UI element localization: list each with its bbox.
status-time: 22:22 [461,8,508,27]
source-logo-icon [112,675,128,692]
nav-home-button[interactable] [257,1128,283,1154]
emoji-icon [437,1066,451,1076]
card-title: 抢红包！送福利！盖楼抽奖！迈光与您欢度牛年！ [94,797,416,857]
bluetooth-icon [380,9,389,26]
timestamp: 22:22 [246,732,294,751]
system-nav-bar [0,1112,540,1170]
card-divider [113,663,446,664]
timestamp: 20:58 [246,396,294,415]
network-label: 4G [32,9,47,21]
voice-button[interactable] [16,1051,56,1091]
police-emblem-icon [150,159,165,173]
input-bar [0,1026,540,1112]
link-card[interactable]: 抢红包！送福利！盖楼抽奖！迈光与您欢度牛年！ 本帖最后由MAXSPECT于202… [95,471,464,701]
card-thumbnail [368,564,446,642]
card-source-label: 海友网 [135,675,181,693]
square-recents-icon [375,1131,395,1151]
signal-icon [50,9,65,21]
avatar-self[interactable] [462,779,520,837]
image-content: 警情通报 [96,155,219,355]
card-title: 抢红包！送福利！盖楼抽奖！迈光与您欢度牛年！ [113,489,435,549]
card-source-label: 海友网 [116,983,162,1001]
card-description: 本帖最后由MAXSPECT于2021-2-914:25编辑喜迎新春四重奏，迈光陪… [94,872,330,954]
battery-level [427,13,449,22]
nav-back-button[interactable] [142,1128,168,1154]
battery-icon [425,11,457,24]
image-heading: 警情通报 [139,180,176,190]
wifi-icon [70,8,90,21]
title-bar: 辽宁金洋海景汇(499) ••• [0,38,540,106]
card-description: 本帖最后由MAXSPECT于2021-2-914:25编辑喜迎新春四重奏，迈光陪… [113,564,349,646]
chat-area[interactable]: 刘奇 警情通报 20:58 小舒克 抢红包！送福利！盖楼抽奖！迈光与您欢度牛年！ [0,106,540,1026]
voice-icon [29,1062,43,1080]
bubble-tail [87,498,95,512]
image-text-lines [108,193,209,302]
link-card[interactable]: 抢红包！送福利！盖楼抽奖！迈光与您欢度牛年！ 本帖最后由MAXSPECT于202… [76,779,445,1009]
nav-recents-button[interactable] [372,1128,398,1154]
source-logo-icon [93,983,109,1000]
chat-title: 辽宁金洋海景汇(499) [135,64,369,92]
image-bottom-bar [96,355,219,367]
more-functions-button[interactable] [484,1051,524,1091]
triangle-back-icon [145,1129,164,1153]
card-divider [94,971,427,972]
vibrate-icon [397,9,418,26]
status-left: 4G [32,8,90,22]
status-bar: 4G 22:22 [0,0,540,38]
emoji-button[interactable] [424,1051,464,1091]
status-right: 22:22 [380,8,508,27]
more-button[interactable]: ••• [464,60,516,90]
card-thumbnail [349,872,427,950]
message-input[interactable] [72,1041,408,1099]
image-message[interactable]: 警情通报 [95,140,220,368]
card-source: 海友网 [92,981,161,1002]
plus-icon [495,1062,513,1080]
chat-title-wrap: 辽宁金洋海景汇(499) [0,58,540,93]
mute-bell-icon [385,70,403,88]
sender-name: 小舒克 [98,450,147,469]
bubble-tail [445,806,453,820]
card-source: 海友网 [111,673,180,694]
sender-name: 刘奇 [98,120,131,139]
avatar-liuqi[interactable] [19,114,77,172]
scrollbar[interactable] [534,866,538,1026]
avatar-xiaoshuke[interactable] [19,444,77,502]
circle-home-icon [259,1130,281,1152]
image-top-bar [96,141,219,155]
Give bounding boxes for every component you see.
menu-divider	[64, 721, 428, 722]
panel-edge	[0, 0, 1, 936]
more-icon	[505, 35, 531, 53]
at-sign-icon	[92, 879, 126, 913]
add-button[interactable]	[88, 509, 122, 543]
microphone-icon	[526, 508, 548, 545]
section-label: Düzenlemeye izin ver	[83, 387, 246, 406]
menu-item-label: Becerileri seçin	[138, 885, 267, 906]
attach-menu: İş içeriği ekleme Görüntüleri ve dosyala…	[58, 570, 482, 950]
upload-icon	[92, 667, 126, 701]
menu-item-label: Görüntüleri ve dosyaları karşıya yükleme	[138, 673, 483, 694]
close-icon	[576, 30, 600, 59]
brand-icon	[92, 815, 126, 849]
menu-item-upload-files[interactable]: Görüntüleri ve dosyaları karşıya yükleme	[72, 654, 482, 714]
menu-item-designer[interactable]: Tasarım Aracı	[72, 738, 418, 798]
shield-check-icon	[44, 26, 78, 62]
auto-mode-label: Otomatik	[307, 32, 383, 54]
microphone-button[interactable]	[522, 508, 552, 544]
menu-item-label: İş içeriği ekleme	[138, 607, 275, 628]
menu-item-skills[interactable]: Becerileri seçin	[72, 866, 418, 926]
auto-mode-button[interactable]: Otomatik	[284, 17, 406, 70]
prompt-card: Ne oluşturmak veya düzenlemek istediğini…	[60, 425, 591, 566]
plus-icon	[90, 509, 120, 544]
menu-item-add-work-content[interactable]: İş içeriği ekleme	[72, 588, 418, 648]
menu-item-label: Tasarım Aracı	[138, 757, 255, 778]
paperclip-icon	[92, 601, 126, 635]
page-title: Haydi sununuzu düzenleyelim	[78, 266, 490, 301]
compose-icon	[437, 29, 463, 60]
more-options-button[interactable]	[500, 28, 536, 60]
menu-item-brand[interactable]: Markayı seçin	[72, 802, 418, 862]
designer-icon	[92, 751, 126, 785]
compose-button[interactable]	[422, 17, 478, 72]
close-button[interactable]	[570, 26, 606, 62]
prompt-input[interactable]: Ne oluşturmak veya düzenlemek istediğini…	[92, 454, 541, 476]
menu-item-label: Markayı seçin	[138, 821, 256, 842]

------------------------------

Challenge: Pull out each line of the data above that contains the word "yükleme".

Expected answer:
menu-item-label: Görüntüleri ve dosyaları karşıya yükleme	[138, 673, 483, 694]
menu-item-upload-files[interactable]: Görüntüleri ve dosyaları karşıya yükleme	[72, 654, 482, 714]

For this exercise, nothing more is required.